[Things to do]:
- A) In the passage below, how much capital did IPOs raise in the first half of this year?
- B) Please list the six companies that the passage below names as the "Silicon Valley Six."
- C) Rewrite the passage's paragraph beginning "A slowdown in mergers and acquisitions" as a short bulleted list that keeps its main facts.

[Passage shown]:
Tuft, a 33-year Goldman vet who co-founded its equity capital markets business in 1985 and became its chairman in 2004, was involved in several high-profile IPOs, including those of The Estee Lauder Companies Inc. (NYSE: EL) and RJR Nabisco Inc. He also advised Lazard on its own IPO in 2005.

A slowdown in mergers and acquisitions has prompted Lazard to expand its equity capital markets and restructuring operations, working on nine of the top 10 bankruptcies this year, Bloomberg News reported. Capital raised by IPOs in the first half of this year was $11.4 billion, down 85% from the same period last year according to data compiled by Bloomberg.

“There is demand for companies to come public,” David Menlow, president of IPOFinancial.com told Bloomberg. “The fact that we haven’t seen that many is not an indication that companies are not out there ready to come public.”

The article continues.

The “Silicon Valley Six”

“An informal poll of venture capitalists and others conducted by Reuters yielded six successful companies with revenue of $100 million or more in Silicon Valley that are ripe for acquisition or an IPO, excluding social networking sensations Facebook Inc. and Twitter Inc. The news service dubbed the companies the “Silicon Valley Six,” which were chosen out of 34 citied in sectors ranging from alternative energy to video games.

The top four companies found were social network LinkedIn Corp., solar panel maker Solyndra Inc., smart grid company Silver Spring Networks and Zynga Inc., which develops games that run on social networks like Facebook or New Corp.’s (NYSE: NWS) MySpace.

The other two are Guidewire, which develops software for property and casualty companies, and LiveOps, which operates call centers from contractors that work from their homes.

[Data shown]:

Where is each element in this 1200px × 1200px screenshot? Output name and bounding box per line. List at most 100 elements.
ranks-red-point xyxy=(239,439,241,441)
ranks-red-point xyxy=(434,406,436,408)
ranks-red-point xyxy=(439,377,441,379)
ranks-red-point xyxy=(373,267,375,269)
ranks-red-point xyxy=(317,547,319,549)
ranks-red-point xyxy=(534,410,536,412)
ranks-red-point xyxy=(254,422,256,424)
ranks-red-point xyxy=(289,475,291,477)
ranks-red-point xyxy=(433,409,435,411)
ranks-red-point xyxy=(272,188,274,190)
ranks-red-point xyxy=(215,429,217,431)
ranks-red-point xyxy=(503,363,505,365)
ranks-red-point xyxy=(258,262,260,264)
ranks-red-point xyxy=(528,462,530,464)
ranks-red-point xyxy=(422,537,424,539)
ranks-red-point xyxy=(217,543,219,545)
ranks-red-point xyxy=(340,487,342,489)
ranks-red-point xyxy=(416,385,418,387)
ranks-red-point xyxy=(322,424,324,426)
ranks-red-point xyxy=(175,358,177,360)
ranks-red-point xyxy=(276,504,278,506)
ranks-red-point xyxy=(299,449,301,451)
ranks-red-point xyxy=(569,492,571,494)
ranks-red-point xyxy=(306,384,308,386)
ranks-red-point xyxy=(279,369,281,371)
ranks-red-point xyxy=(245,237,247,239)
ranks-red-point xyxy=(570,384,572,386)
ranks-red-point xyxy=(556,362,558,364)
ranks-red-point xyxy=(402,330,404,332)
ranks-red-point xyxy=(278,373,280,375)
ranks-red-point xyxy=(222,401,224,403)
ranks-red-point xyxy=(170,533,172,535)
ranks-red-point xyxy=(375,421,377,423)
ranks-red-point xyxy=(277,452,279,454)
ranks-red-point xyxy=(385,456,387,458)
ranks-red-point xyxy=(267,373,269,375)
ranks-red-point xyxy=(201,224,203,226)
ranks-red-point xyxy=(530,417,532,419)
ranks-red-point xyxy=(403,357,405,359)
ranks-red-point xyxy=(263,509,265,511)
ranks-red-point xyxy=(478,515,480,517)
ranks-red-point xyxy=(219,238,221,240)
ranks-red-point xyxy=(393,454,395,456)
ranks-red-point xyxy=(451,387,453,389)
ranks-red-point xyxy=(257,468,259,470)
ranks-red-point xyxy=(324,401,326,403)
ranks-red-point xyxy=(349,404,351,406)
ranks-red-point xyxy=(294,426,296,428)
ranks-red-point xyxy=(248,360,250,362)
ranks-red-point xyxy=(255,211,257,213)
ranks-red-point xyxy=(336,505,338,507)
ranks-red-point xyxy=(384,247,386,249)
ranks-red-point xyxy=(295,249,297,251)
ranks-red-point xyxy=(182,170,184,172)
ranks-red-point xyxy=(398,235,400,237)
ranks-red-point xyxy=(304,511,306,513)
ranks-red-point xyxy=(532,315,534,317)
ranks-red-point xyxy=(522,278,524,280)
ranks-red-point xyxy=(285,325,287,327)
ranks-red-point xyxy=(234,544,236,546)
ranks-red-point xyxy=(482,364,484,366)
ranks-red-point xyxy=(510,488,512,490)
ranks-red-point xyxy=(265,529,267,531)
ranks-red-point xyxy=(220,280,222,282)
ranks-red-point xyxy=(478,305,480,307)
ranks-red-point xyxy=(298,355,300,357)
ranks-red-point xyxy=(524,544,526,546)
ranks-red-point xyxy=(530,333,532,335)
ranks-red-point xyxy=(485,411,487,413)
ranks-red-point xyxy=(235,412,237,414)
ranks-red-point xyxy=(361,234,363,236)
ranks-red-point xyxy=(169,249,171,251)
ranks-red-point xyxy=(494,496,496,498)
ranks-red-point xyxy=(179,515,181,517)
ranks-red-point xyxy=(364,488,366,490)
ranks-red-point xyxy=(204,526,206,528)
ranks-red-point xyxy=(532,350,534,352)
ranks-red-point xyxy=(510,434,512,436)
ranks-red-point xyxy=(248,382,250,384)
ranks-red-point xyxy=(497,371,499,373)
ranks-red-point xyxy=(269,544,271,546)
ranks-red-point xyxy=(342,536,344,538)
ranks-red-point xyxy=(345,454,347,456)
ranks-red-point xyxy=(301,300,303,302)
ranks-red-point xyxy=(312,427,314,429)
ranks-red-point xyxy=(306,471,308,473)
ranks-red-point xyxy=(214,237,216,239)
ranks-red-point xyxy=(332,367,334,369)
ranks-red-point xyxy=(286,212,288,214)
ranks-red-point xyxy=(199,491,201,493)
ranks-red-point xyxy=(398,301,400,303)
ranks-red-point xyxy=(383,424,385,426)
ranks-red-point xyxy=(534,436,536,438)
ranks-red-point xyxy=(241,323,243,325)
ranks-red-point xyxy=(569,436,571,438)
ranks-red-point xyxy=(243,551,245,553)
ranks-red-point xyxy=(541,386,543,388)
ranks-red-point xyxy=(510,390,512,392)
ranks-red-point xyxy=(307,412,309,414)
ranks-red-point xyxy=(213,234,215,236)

[Solutions per task]:
- A) $11.4 billion, down 85% from the same period last year.

- B)
- LinkedIn Corp.
- Solyndra Inc.
- Silver Spring Networks
- Zynga Inc.
- Guidewire
- LiveOps

- C)
- A slowdown in mergers and acquisitions has led Lazard to expand its equity capital markets and restructuring operations.
- Lazard has worked on nine of the top 10 bankruptcies this year, Bloomberg News reported.
- IPOs raised $11.4 billion in the first half of this year, down 85% from the same period last year, according to Bloomberg data.